**Supplied entries**:
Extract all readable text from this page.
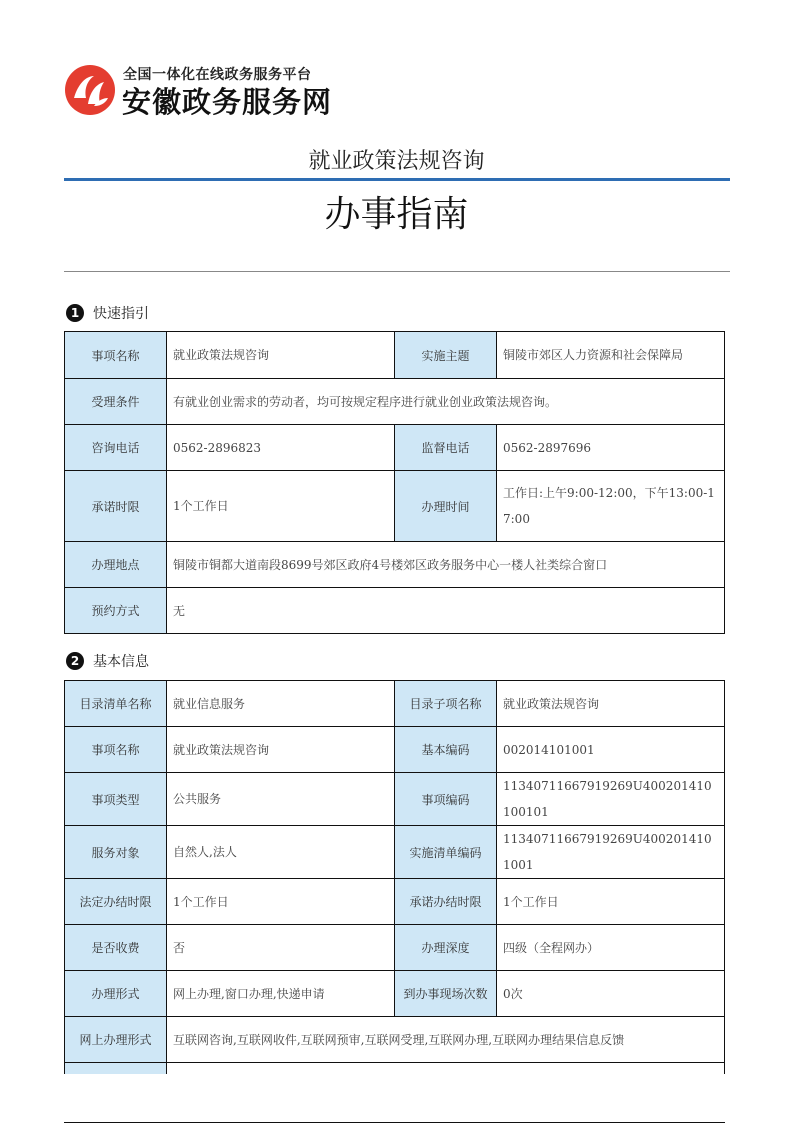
全国一体化在线政务服务平台
安徽政务服务网
就业政策法规咨询
办事指南
1 快速指引
事项名称	就业政策法规咨询	实施主题	铜陵市郊区人力资源和社会保障局
受理条件	有就业创业需求的劳动者，均可按规定程序进行就业创业政策法规咨询。		
咨询电话	0562-2896823	监督电话	0562-2897696
承诺时限	1个工作日	办理时间	工作日:上午9:00-12:00，下午13:00-17:00
办理地点	铜陵市铜都大道南段8699号郊区政府4号楼郊区政务服务中心一楼人社类综合窗口		
预约方式	无		
2 基本信息
目录清单名称	就业信息服务	目录子项名称	就业政策法规咨询
事项名称	就业政策法规咨询	基本编码	002014101001
事项类型	公共服务	事项编码	11340711667919269U400201410100101
服务对象	自然人,法人	实施清单编码	11340711667919269U4002014101001
法定办结时限	1个工作日	承诺办结时限	1个工作日
是否收费	否	办理深度	四级（全程网办）
办理形式	网上办理,窗口办理,快递申请	到办事现场次数	0次
网上办理形式	互联网咨询,互联网收件,互联网预审,互联网受理,互联网办理,互联网办理结果信息反馈		
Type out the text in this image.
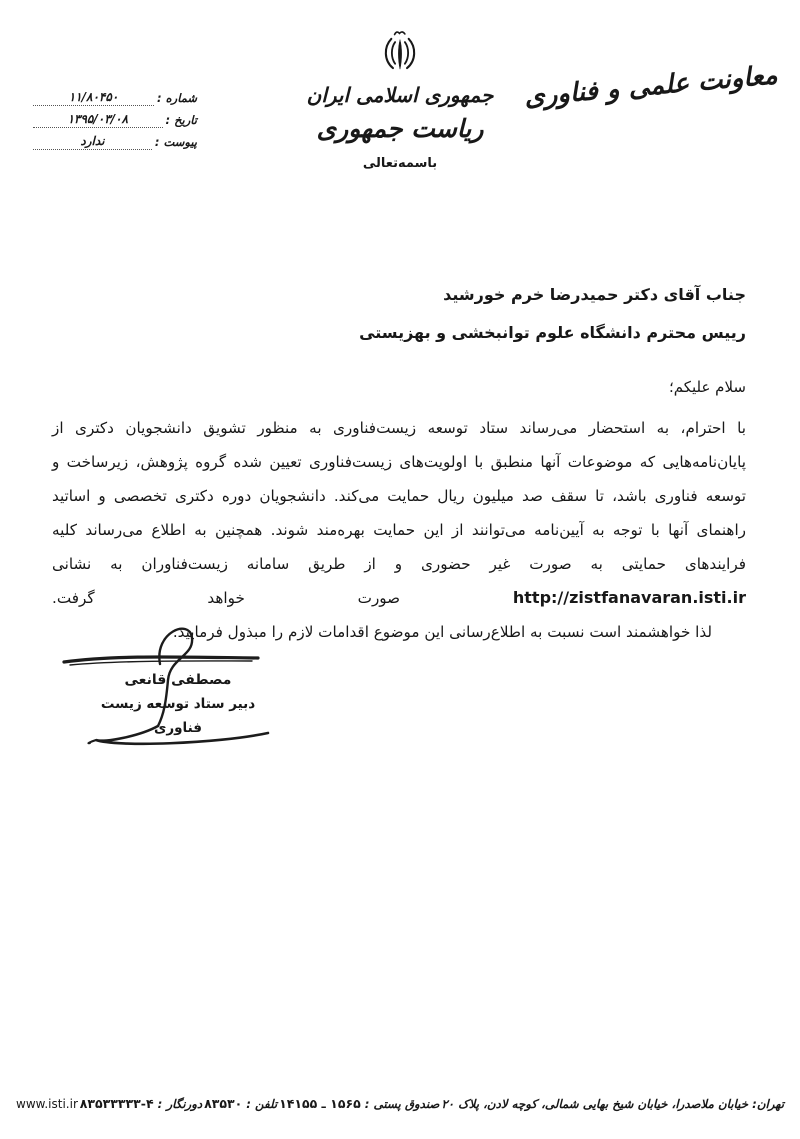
معاونت علمی و فناوری
جمهوری اسلامی ایران
ریاست جمهوری
باسمه‌تعالی
شماره :
۱۱/۸۰۴۵۰
تاریخ :
۱۳۹۵/۰۳/۰۸
پیوست :
ندارد
جناب آقای دکتر حمیدرضا خرم خورشید
رییس محترم دانشگاه علوم توانبخشی و بهزیستی
سلام علیکم؛
با احترام، به استحضار می‌رساند ستاد توسعه زیست‌فناوری به منظور تشویق دانشجویان دکتری از پایان‌نامه‌هایی که موضوعات آنها منطبق با اولویت‌های زیست‌فناوری تعیین شده گروه پژوهش، زیرساخت و توسعه فناوری باشد، تا سقف صد میلیون ریال حمایت می‌کند. دانشجویان دوره دکتری تخصصی و اساتید راهنمای آنها با توجه به آیین‌نامه می‌توانند از این حمایت بهره‌مند شوند. همچنین به اطلاع می‌رساند کلیه فرایندهای حمایتی به صورت غیر حضوری و از طریق سامانه زیست‌فناوران به نشانی http://zistfanavaran.isti.ir صورت خواهد گرفت.
لذا خواهشمند است نسبت به اطلاع‌رسانی این موضوع اقدامات لازم را مبذول فرمایید.
مصطفی قانعی
دبیر ستاد توسعه زیست فناوری
تهران: خیابان ملاصدرا، خیابان شیخ بهایی شمالی، کوچه لادن، پلاک ۲۰
صندوق پستی :
۱۴۱۵۵ ـ ۱۵۶۵
تلفن :
۸۳۵۳۰
دورنگار :
۸۳۵۳۳۳۳۳-۴
www.isti.ir
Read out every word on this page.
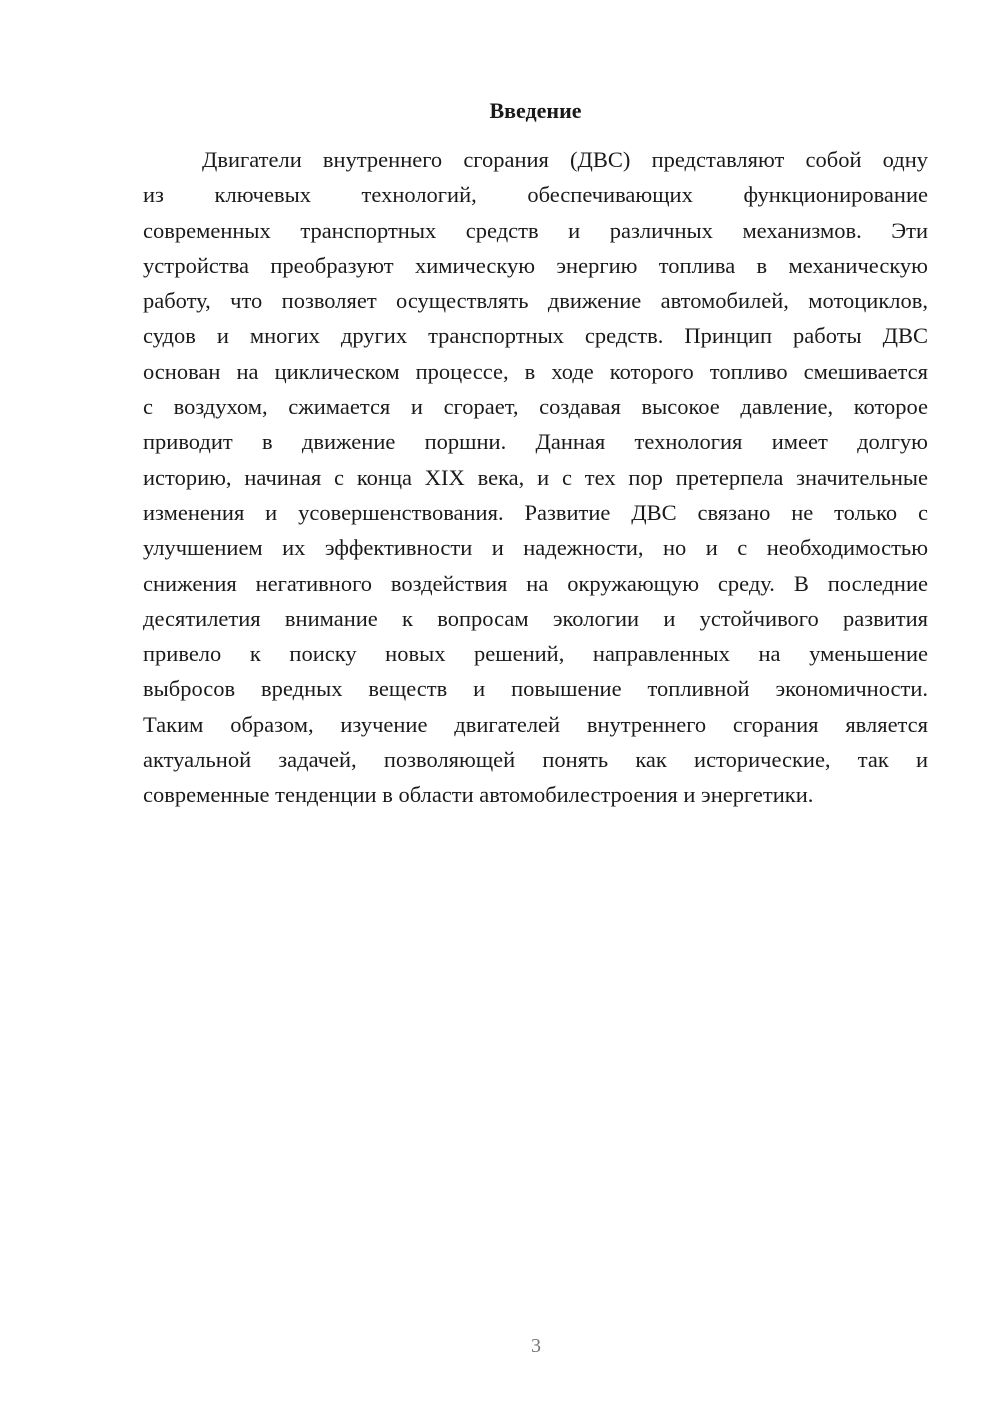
Введение
Двигатели внутреннего сгорания (ДВС) представляют собой одну
из ключевых технологий, обеспечивающих функционирование
современных транспортных средств и различных механизмов. Эти
устройства преобразуют химическую энергию топлива в механическую
работу, что позволяет осуществлять движение автомобилей, мотоциклов,
судов и многих других транспортных средств. Принцип работы ДВС
основан на циклическом процессе, в ходе которого топливо смешивается
с воздухом, сжимается и сгорает, создавая высокое давление, которое
приводит в движение поршни. Данная технология имеет долгую
историю, начиная с конца XIX века, и с тех пор претерпела значительные
изменения и усовершенствования. Развитие ДВС связано не только с
улучшением их эффективности и надежности, но и с необходимостью
снижения негативного воздействия на окружающую среду. В последние
десятилетия внимание к вопросам экологии и устойчивого развития
привело к поиску новых решений, направленных на уменьшение
выбросов вредных веществ и повышение топливной экономичности.
Таким образом, изучение двигателей внутреннего сгорания является
актуальной задачей, позволяющей понять как исторические, так и
современные тенденции в области автомобилестроения и энергетики.
3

**Brief**:
Keep only the lines that hold the string "توسعه", and copy them out.

**Solution below**:
با احترام، به استحضار می‌رساند ستاد توسعه زیست‌فناوری به منظور تشویق دانشجویان دکتری از پایان‌نامه‌هایی که موضوعات آنها منطبق با اولویت‌های زیست‌فناوری تعیین شده گروه پژوهش، زیرساخت و توسعه فناوری باشد، تا سقف صد میلیون ریال حمایت می‌کند. دانشجویان دوره دکتری تخصصی و اساتید راهنمای آنها با توجه به آیین‌نامه می‌توانند از این حمایت بهره‌مند شوند. همچنین به اطلاع می‌رساند کلیه فرایندهای حمایتی به صورت غیر حضوری و از طریق سامانه زیست‌فناوران به نشانی http://zistfanavaran.isti.ir صورت خواهد گرفت.
دبیر ستاد توسعه زیست فناوری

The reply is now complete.